▶ [Given exercise]: Retype the records below exactly as they appear.

"""

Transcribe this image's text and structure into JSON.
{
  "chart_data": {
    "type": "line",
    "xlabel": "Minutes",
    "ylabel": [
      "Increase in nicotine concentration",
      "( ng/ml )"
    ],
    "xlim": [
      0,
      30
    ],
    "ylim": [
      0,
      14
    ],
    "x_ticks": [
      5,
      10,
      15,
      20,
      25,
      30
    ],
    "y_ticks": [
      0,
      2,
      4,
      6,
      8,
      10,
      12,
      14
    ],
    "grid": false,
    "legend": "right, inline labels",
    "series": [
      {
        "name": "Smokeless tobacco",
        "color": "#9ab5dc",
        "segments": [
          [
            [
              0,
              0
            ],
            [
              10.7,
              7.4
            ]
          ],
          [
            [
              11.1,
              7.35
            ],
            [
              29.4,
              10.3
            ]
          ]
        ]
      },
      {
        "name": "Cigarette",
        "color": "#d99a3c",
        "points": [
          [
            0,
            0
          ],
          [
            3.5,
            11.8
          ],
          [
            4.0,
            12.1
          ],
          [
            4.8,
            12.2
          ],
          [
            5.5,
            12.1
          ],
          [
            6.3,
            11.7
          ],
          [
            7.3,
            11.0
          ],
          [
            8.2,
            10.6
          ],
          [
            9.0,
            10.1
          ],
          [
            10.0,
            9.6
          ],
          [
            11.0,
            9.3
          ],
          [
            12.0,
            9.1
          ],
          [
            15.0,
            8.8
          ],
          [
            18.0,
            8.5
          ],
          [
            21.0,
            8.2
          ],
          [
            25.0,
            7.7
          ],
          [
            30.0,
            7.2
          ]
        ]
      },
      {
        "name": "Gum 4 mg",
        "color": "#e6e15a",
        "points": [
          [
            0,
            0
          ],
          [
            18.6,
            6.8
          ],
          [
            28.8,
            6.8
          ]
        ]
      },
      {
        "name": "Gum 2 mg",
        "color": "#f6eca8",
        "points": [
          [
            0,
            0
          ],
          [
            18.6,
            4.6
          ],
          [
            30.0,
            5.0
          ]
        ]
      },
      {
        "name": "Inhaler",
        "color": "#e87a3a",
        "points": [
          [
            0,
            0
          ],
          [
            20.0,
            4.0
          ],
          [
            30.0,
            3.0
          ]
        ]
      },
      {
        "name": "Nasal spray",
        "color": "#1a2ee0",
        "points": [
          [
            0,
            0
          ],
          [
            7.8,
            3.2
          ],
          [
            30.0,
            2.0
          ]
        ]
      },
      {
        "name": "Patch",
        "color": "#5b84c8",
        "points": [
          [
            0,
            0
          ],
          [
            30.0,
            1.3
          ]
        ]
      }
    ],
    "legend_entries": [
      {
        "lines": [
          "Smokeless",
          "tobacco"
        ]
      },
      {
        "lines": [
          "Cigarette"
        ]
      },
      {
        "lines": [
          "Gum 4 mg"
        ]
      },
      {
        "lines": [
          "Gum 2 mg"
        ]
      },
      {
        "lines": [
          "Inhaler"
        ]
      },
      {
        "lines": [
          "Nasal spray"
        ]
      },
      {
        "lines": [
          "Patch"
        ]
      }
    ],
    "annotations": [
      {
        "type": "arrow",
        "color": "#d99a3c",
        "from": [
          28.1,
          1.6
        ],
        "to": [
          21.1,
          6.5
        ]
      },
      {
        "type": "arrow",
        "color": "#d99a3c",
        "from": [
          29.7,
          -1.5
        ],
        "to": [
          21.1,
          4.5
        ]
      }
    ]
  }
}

"""

▶ [Exercise output]:
Transcribe this image's text and structure into JSON.
{
  "chart_data": {
    "type": "line",
    "xlabel": "Minutes",
    "ylabel": [
      "Increase in nicotine concentration",
      "( ng/ml )"
    ],
    "xlim": [
      0,
      30
    ],
    "ylim": [
      0,
      14
    ],
    "x_ticks": [
      5,
      10,
      15,
      20,
      25,
      30
    ],
    "y_ticks": [
      0,
      2,
      4,
      6,
      8,
      10,
      12,
      14
    ],
    "grid": false,
    "legend": "right, inline labels",
    "series": [
      {
        "name": "Smokeless tobacco",
        "color": "#9ab5dc",
        "segments": [
          [
            [
              0,
              0
            ],
            [
              10.7,
              7.4
            ]
          ],
          [
            [
              11.1,
              7.35
            ],
            [
              29.4,
              10.3
            ]
          ]
        ]
      },
      {
        "name": "Cigarette",
        "color": "#d99a3c",
        "points": [
          [
            0,
            0
          ],
          [
            3.5,
            11.8
          ],
          [
            4.0,
            12.1
          ],
          [
            4.8,
            12.2
          ],
          [
            5.5,
            12.1
          ],
          [
            6.3,
            11.7
          ],
          [
            7.3,
            11.0
          ],
          [
            8.2,
            10.6
          ],
          [
            9.0,
            10.1
          ],
          [
            10.0,
            9.6
          ],
          [
            11.0,
            9.3
          ],
          [
            12.0,
            9.1
          ],
          [
            15.0,
            8.8
          ],
          [
            18.0,
            8.5
          ],
          [
            21.0,
            8.2
          ],
          [
            25.0,
            7.7
          ],
          [
            30.0,
            7.2
          ]
        ]
      },
      {
        "name": "Gum 4 mg",
        "color": "#e6e15a",
        "points": [
          [
            0,
            0
          ],
          [
            18.6,
            6.8
          ],
          [
            28.8,
            6.8
          ]
        ]
      },
      {
        "name": "Gum 2 mg",
        "color": "#f6eca8",
        "points": [
          [
            0,
            0
          ],
          [
            18.6,
            4.6
          ],
          [
            30.0,
            5.0
          ]
        ]
      },
      {
        "name": "Inhaler",
        "color": "#e87a3a",
        "points": [
          [
            0,
            0
          ],
          [
            20.0,
            4.0
          ],
          [
            30.0,
            3.0
          ]
        ]
      },
      {
        "name": "Nasal spray",
        "color": "#1a2ee0",
        "points": [
          [
            0,
            0
          ],
          [
            7.8,
            3.2
          ],
          [
            30.0,
            2.0
          ]
        ]
      },
      {
        "name": "Patch",
        "color": "#5b84c8",
        "points": [
          [
            0,
            0
          ],
          [
            30.0,
            1.3
          ]
        ]
      }
    ],
    "legend_entries": [
      {
        "lines": [
          "Smokeless",
          "tobacco"
        ]
      },
      {
        "lines": [
          "Cigarette"
        ]
      },
      {
        "lines": [
          "Gum 4 mg"
        ]
      },
      {
        "lines": [
          "Gum 2 mg"
        ]
      },
      {
        "lines": [
          "Inhaler"
        ]
      },
      {
        "lines": [
          "Nasal spray"
        ]
      },
      {
        "lines": [
          "Patch"
        ]
      }
    ],
    "annotations": [
      {
        "type": "arrow",
        "color": "#d99a3c",
        "from": [
          28.1,
          1.6
        ],
        "to": [
          21.1,
          6.5
        ]
      },
      {
        "type": "arrow",
        "color": "#d99a3c",
        "from": [
          29.7,
          -1.5
        ],
        "to": [
          21.1,
          4.5
        ]
      }
    ]
  }
}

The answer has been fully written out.